* begin *
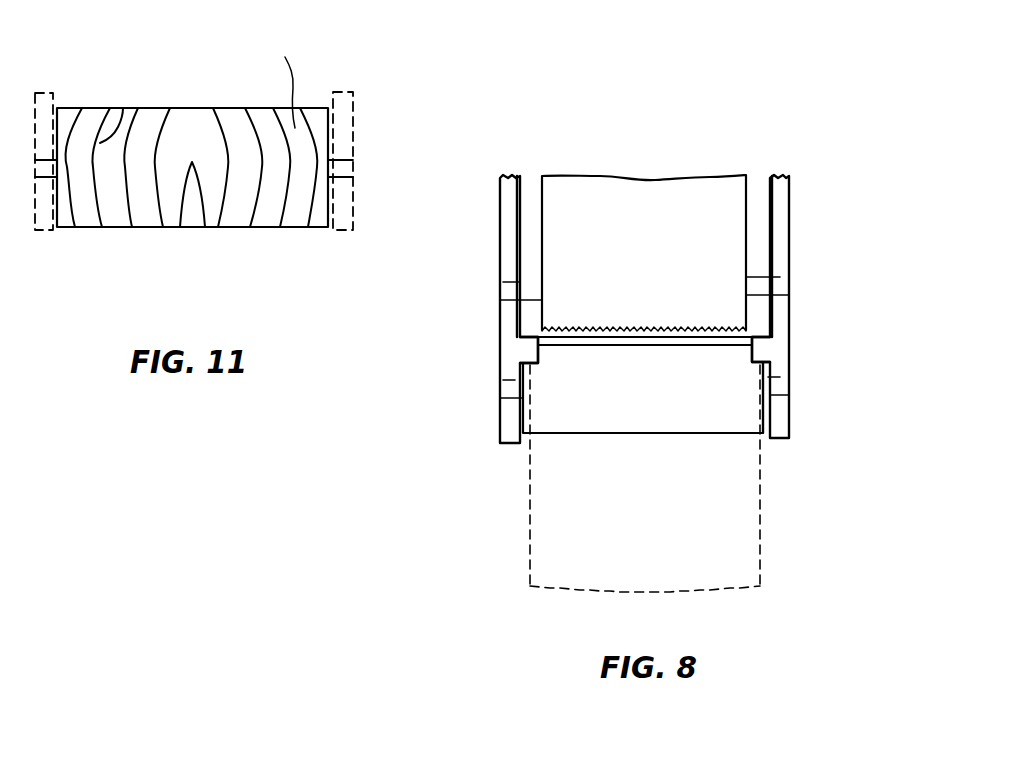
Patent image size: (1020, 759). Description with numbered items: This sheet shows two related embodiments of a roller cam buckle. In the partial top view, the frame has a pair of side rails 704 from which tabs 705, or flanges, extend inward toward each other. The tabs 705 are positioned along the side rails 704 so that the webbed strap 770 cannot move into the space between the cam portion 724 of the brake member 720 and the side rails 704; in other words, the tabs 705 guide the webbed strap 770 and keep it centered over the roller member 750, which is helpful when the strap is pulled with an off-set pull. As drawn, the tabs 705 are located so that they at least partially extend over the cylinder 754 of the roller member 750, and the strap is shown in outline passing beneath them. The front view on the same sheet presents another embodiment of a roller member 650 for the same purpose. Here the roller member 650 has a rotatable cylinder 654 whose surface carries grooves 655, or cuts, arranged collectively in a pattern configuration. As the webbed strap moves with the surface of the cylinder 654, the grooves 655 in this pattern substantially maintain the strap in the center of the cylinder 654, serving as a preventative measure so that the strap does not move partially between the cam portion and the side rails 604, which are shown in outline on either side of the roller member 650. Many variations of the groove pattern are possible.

In FIG. 11, the side rails 604 is at (355, 97).
In FIG. 11, the roller member 650 is at (117, 248).
In FIG. 11, the cylinder 654 is at (284, 79).
In FIG. 11, the grooves 655 is at (123, 108).
In FIG. 8, the side rails 704 is at (508, 235).
In FIG. 8, the tabs 705 is at (530, 355).
In FIG. 8, the brake member 720 is at (688, 172).
In FIG. 8, the cam portion 724 is at (723, 308).
In FIG. 8, the roller member 750 is at (672, 442).
In FIG. 8, the cylinder 754 is at (737, 404).
In FIG. 8, the webbed strap 770 is at (747, 520).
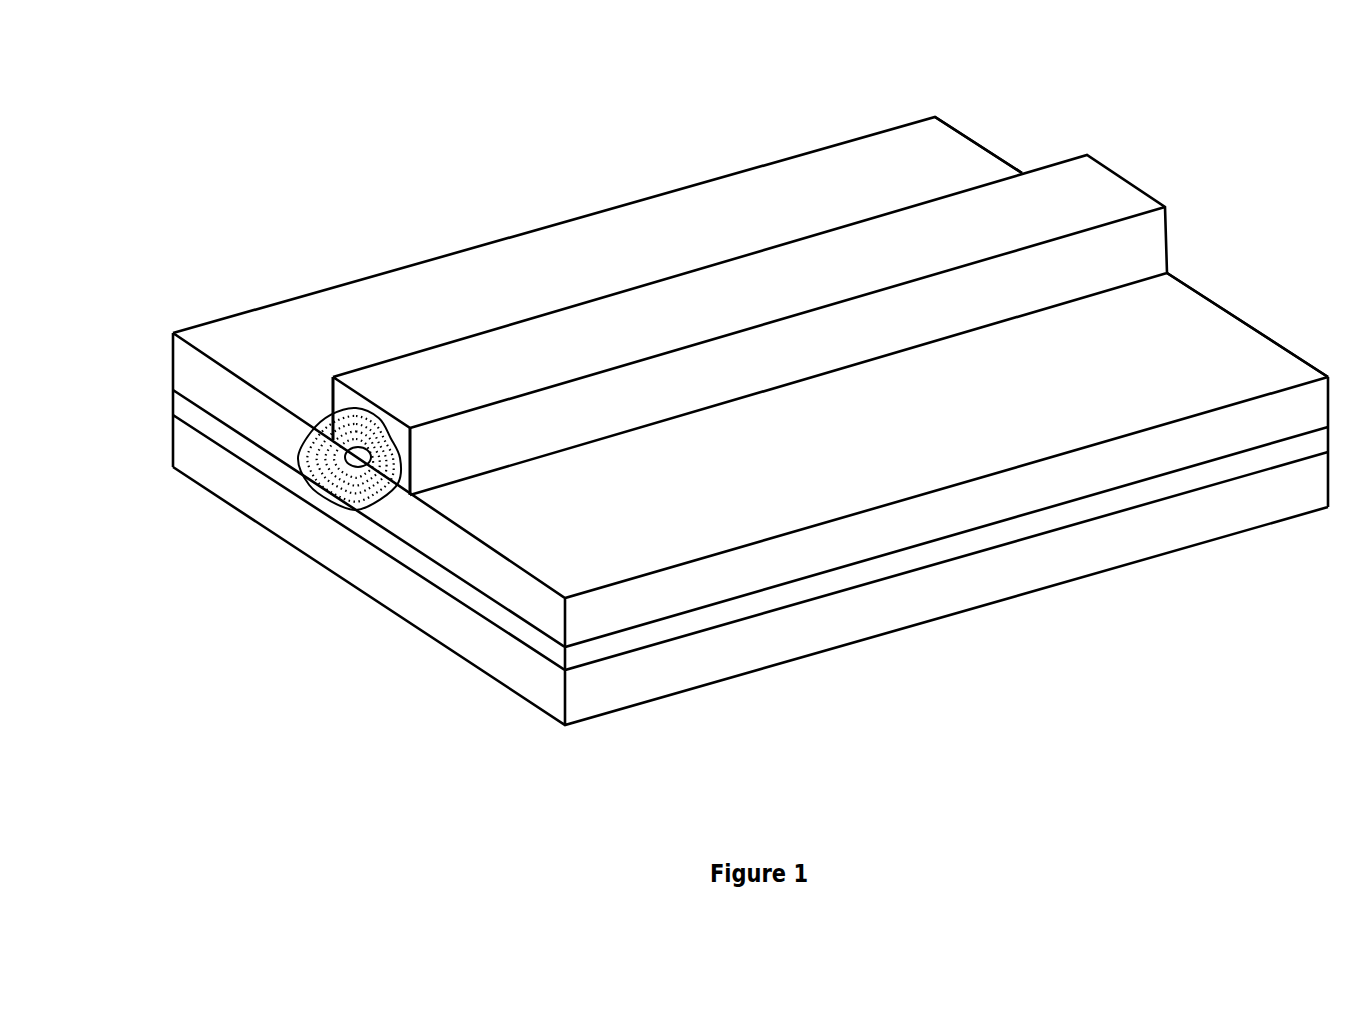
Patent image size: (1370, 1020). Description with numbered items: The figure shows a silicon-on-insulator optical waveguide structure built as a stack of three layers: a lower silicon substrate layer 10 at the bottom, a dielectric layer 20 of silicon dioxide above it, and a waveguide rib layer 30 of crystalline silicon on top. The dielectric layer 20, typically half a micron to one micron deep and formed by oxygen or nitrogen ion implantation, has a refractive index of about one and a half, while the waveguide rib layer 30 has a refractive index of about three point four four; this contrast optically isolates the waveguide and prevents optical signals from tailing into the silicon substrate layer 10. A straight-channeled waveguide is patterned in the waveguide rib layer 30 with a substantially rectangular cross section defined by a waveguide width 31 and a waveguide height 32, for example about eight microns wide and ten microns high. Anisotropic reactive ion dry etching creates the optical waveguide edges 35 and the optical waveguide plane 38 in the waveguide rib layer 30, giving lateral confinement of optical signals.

The lower silicon substrate layer 10 is at (482, 632).
The dielectric layer 20 is at (338, 497).
The waveguide rib layer 30 is at (593, 612).
The waveguide width 31 is at (345, 368).
The waveguide height 32 is at (433, 443).
The optical waveguide edges 35 is at (752, 360).
The optical waveguide plane 38 is at (935, 152).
* end *
- [Task prompt] Copy out every one of the lines above word for word, leaving out the pictures.

- [Task answer]
Patent image size: (1020, 759). Description with numbered items: This sheet shows two related embodiments of a roller cam buckle. In the partial top view, the frame has a pair of side rails 704 from which tabs 705, or flanges, extend inward toward each other. The tabs 705 are positioned along the side rails 704 so that the webbed strap 770 cannot move into the space between the cam portion 724 of the brake member 720 and the side rails 704; in other words, the tabs 705 guide the webbed strap 770 and keep it centered over the roller member 750, which is helpful when the strap is pulled with an off-set pull. As drawn, the tabs 705 are located so that they at least partially extend over the cylinder 754 of the roller member 750, and the strap is shown in outline passing beneath them. The front view on the same sheet presents another embodiment of a roller member 650 for the same purpose. Here the roller member 650 has a rotatable cylinder 654 whose surface carries grooves 655, or cuts, arranged collectively in a pattern configuration. As the webbed strap moves with the surface of the cylinder 654, the grooves 655 in this pattern substantially maintain the strap in the center of the cylinder 654, serving as a preventative measure so that the strap does not move partially between the cam portion and the side rails 604, which are shown in outline on either side of the roller member 650. Many variations of the groove pattern are possible.

In FIG. 11, the side rails 604 is at (355, 97).
In FIG. 11, the roller member 650 is at (117, 248).
In FIG. 11, the cylinder 654 is at (284, 79).
In FIG. 11, the grooves 655 is at (123, 108).
In FIG. 8, the side rails 704 is at (508, 235).
In FIG. 8, the tabs 705 is at (530, 355).
In FIG. 8, the brake member 720 is at (688, 172).
In FIG. 8, the cam portion 724 is at (723, 308).
In FIG. 8, the roller member 750 is at (672, 442).
In FIG. 8, the cylinder 754 is at (737, 404).
In FIG. 8, the webbed strap 770 is at (747, 520).
Patent image size: (1370, 1020). Description with numbered items: The figure shows a silicon-on-insulator optical waveguide structure built as a stack of three layers: a lower silicon substrate layer 10 at the bottom, a dielectric layer 20 of silicon dioxide above it, and a waveguide rib layer 30 of crystalline silicon on top. The dielectric layer 20, typically half a micron to one micron deep and formed by oxygen or nitrogen ion implantation, has a refractive index of about one and a half, while the waveguide rib layer 30 has a refractive index of about three point four four; this contrast optically isolates the waveguide and prevents optical signals from tailing into the silicon substrate layer 10. A straight-channeled waveguide is patterned in the waveguide rib layer 30 with a substantially rectangular cross section defined by a waveguide width 31 and a waveguide height 32, for example about eight microns wide and ten microns high. Anisotropic reactive ion dry etching creates the optical waveguide edges 35 and the optical waveguide plane 38 in the waveguide rib layer 30, giving lateral confinement of optical signals.

The lower silicon substrate layer 10 is at (482, 632).
The dielectric layer 20 is at (338, 497).
The waveguide rib layer 30 is at (593, 612).
The waveguide width 31 is at (345, 368).
The waveguide height 32 is at (433, 443).
The optical waveguide edges 35 is at (752, 360).
The optical waveguide plane 38 is at (935, 152).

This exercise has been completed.